**TO DO**
From the entries below, please gather each line containing the string "text".

**LISTING**
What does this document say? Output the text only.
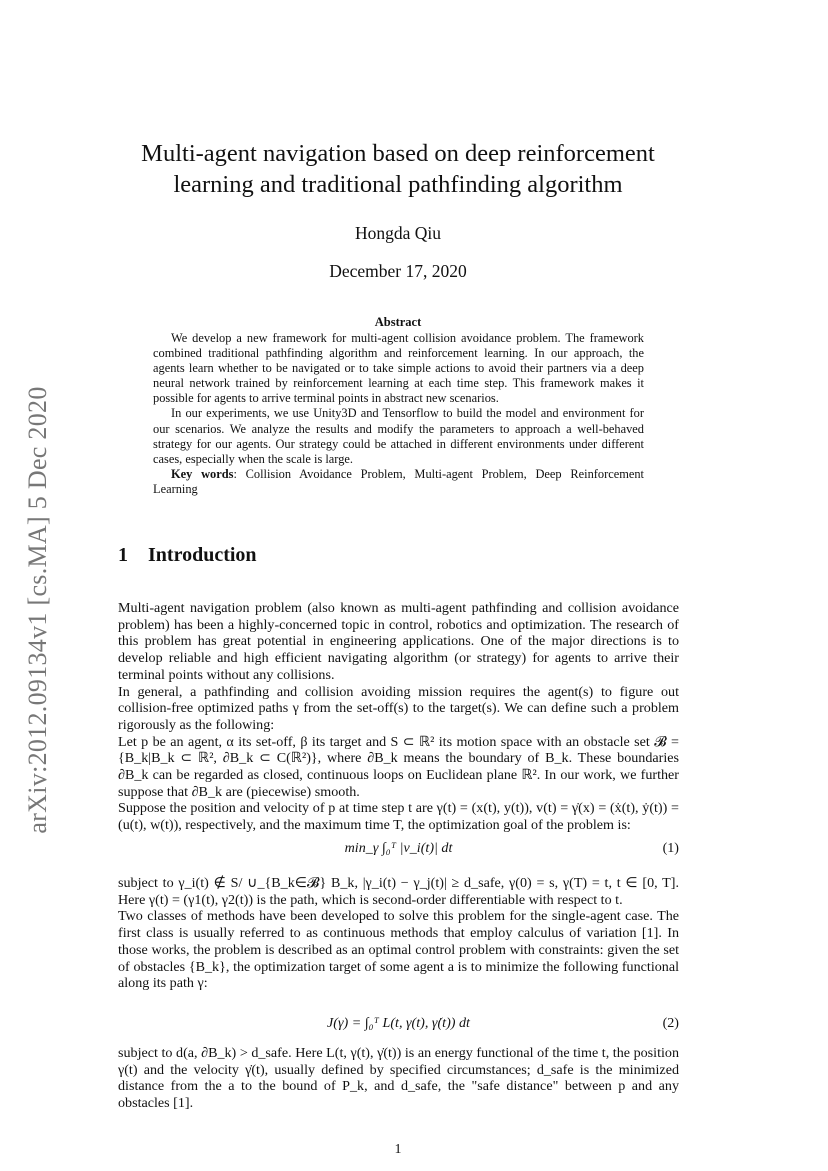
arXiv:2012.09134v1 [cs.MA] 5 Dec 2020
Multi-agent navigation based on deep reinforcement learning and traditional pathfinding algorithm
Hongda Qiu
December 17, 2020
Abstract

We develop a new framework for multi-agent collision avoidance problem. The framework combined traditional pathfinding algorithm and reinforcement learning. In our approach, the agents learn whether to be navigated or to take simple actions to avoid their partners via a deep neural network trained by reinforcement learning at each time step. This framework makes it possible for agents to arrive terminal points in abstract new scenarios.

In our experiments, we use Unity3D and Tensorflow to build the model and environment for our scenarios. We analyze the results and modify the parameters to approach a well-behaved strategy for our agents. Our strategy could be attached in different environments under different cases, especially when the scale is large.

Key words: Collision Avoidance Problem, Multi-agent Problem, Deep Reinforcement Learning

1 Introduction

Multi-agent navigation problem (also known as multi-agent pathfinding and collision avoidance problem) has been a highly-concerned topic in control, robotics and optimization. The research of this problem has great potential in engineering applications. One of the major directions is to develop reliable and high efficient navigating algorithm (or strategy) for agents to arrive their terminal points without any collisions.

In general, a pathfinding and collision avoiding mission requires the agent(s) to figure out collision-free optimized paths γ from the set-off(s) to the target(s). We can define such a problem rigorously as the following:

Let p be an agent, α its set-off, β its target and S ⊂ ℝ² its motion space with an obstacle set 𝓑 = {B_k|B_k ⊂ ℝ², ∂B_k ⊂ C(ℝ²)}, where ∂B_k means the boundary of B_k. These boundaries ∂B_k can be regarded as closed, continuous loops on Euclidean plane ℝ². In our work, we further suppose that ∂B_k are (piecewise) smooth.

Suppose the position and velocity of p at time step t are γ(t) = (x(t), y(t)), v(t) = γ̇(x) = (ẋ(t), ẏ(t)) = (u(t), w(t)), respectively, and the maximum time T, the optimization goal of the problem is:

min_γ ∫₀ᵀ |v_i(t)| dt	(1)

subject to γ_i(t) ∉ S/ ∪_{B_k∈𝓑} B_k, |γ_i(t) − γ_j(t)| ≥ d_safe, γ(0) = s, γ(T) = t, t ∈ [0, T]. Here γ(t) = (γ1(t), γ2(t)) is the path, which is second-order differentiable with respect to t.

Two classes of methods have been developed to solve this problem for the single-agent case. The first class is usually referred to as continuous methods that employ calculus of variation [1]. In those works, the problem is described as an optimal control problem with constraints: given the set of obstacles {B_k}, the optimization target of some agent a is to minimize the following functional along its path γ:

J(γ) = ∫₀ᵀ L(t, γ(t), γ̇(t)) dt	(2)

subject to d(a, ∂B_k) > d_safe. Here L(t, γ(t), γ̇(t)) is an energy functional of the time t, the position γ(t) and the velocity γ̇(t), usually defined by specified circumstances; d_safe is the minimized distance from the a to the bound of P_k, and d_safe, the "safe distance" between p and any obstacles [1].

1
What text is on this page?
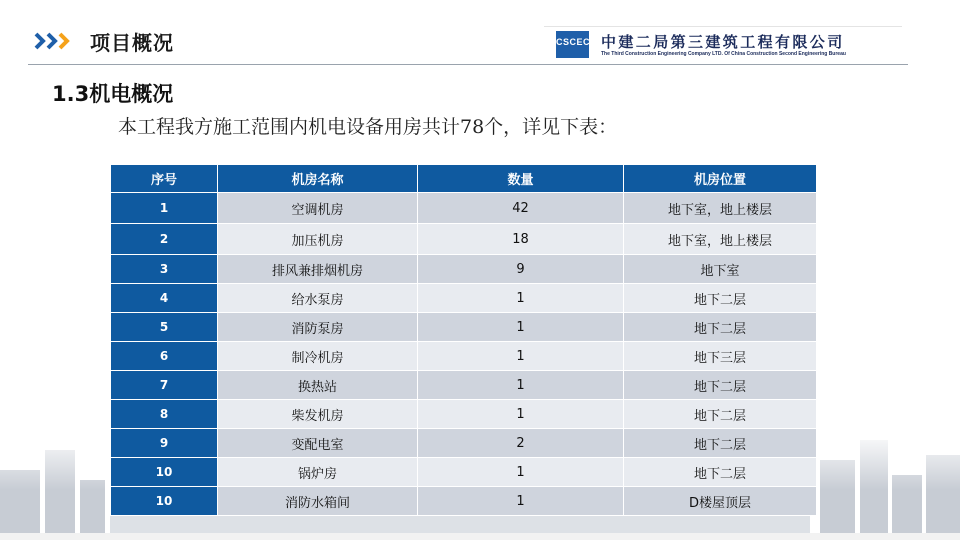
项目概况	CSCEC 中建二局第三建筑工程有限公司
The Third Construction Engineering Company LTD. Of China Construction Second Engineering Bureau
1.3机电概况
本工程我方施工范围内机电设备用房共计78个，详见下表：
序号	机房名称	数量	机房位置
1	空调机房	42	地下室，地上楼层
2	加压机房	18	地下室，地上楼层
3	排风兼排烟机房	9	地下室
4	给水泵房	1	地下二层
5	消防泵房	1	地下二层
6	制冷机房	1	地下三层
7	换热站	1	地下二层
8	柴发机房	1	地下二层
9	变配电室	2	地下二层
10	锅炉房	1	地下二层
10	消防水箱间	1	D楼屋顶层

**THE OUTPUT**
What does this document say? Output the text only.
What text is on this page?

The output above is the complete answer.